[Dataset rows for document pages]
------------------------------------------------

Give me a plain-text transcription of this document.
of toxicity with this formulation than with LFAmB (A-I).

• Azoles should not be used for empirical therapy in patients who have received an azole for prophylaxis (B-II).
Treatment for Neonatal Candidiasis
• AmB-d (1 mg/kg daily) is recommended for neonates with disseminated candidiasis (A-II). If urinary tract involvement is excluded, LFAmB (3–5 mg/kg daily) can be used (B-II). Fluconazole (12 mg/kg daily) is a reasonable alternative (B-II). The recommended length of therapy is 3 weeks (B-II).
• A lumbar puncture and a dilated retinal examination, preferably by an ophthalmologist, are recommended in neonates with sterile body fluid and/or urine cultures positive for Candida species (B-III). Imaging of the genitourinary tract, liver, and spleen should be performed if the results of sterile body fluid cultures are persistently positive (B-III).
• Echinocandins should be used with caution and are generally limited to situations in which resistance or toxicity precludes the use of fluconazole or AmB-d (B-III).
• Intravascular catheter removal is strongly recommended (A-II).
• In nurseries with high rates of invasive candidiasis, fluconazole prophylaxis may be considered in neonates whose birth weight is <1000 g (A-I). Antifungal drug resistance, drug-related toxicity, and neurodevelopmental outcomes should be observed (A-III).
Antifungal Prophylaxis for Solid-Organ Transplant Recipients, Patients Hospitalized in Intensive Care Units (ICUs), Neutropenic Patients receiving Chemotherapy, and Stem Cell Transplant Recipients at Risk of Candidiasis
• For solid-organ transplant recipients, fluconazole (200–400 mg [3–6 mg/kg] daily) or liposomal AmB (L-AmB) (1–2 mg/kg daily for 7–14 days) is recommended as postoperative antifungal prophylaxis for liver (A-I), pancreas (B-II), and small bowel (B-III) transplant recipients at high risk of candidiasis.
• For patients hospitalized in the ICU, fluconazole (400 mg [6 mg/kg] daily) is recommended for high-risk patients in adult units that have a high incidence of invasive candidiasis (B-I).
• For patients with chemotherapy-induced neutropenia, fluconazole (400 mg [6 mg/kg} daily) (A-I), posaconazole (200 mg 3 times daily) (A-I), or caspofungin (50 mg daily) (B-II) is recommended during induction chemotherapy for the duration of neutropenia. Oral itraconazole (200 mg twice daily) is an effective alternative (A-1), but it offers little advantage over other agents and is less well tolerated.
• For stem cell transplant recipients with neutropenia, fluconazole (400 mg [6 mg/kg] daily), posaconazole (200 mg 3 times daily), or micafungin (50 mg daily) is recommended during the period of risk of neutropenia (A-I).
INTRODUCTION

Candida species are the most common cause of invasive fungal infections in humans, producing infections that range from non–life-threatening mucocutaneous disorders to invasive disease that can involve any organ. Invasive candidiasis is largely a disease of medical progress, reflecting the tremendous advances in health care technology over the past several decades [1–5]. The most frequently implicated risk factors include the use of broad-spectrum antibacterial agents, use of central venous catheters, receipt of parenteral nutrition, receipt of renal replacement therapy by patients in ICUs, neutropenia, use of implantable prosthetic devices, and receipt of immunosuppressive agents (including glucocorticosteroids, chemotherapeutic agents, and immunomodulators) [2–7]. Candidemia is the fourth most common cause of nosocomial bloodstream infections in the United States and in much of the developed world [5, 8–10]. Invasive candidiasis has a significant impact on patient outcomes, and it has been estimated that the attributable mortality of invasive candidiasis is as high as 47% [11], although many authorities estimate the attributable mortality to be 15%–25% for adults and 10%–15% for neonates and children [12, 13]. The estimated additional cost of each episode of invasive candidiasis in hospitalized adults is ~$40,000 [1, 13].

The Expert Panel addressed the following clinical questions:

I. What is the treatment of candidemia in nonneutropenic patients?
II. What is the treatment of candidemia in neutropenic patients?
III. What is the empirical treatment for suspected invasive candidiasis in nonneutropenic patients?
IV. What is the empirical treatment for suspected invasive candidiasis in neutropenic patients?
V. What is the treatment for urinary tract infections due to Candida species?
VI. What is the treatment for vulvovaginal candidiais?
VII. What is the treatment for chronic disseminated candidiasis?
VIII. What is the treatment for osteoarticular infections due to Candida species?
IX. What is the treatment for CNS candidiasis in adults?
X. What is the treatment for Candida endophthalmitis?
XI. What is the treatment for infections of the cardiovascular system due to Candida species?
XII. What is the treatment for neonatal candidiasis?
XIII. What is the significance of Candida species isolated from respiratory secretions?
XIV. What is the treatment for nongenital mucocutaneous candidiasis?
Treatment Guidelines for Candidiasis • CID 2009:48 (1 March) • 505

------------------------------------------------

• Task description: The records above are to be printed in full, exactly as they appear.

• The answer:
Give me a plain-text transcription of this document.
of toxicity with this formulation than with LFAmB (A-I).

• Azoles should not be used for empirical therapy in patients who have received an azole for prophylaxis (B-II).
Treatment for Neonatal Candidiasis
• AmB-d (1 mg/kg daily) is recommended for neonates with disseminated candidiasis (A-II). If urinary tract involvement is excluded, LFAmB (3–5 mg/kg daily) can be used (B-II). Fluconazole (12 mg/kg daily) is a reasonable alternative (B-II). The recommended length of therapy is 3 weeks (B-II).
• A lumbar puncture and a dilated retinal examination, preferably by an ophthalmologist, are recommended in neonates with sterile body fluid and/or urine cultures positive for Candida species (B-III). Imaging of the genitourinary tract, liver, and spleen should be performed if the results of sterile body fluid cultures are persistently positive (B-III).
• Echinocandins should be used with caution and are generally limited to situations in which resistance or toxicity precludes the use of fluconazole or AmB-d (B-III).
• Intravascular catheter removal is strongly recommended (A-II).
• In nurseries with high rates of invasive candidiasis, fluconazole prophylaxis may be considered in neonates whose birth weight is <1000 g (A-I). Antifungal drug resistance, drug-related toxicity, and neurodevelopmental outcomes should be observed (A-III).
Antifungal Prophylaxis for Solid-Organ Transplant Recipients, Patients Hospitalized in Intensive Care Units (ICUs), Neutropenic Patients receiving Chemotherapy, and Stem Cell Transplant Recipients at Risk of Candidiasis
• For solid-organ transplant recipients, fluconazole (200–400 mg [3–6 mg/kg] daily) or liposomal AmB (L-AmB) (1–2 mg/kg daily for 7–14 days) is recommended as postoperative antifungal prophylaxis for liver (A-I), pancreas (B-II), and small bowel (B-III) transplant recipients at high risk of candidiasis.
• For patients hospitalized in the ICU, fluconazole (400 mg [6 mg/kg] daily) is recommended for high-risk patients in adult units that have a high incidence of invasive candidiasis (B-I).
• For patients with chemotherapy-induced neutropenia, fluconazole (400 mg [6 mg/kg} daily) (A-I), posaconazole (200 mg 3 times daily) (A-I), or caspofungin (50 mg daily) (B-II) is recommended during induction chemotherapy for the duration of neutropenia. Oral itraconazole (200 mg twice daily) is an effective alternative (A-1), but it offers little advantage over other agents and is less well tolerated.
• For stem cell transplant recipients with neutropenia, fluconazole (400 mg [6 mg/kg] daily), posaconazole (200 mg 3 times daily), or micafungin (50 mg daily) is recommended during the period of risk of neutropenia (A-I).
INTRODUCTION

Candida species are the most common cause of invasive fungal infections in humans, producing infections that range from non–life-threatening mucocutaneous disorders to invasive disease that can involve any organ. Invasive candidiasis is largely a disease of medical progress, reflecting the tremendous advances in health care technology over the past several decades [1–5]. The most frequently implicated risk factors include the use of broad-spectrum antibacterial agents, use of central venous catheters, receipt of parenteral nutrition, receipt of renal replacement therapy by patients in ICUs, neutropenia, use of implantable prosthetic devices, and receipt of immunosuppressive agents (including glucocorticosteroids, chemotherapeutic agents, and immunomodulators) [2–7]. Candidemia is the fourth most common cause of nosocomial bloodstream infections in the United States and in much of the developed world [5, 8–10]. Invasive candidiasis has a significant impact on patient outcomes, and it has been estimated that the attributable mortality of invasive candidiasis is as high as 47% [11], although many authorities estimate the attributable mortality to be 15%–25% for adults and 10%–15% for neonates and children [12, 13]. The estimated additional cost of each episode of invasive candidiasis in hospitalized adults is ~$40,000 [1, 13].

The Expert Panel addressed the following clinical questions:

I. What is the treatment of candidemia in nonneutropenic patients?
II. What is the treatment of candidemia in neutropenic patients?
III. What is the empirical treatment for suspected invasive candidiasis in nonneutropenic patients?
IV. What is the empirical treatment for suspected invasive candidiasis in neutropenic patients?
V. What is the treatment for urinary tract infections due to Candida species?
VI. What is the treatment for vulvovaginal candidiais?
VII. What is the treatment for chronic disseminated candidiasis?
VIII. What is the treatment for osteoarticular infections due to Candida species?
IX. What is the treatment for CNS candidiasis in adults?
X. What is the treatment for Candida endophthalmitis?
XI. What is the treatment for infections of the cardiovascular system due to Candida species?
XII. What is the treatment for neonatal candidiasis?
XIII. What is the significance of Candida species isolated from respiratory secretions?
XIV. What is the treatment for nongenital mucocutaneous candidiasis?
Treatment Guidelines for Candidiasis • CID 2009:48 (1 March) • 505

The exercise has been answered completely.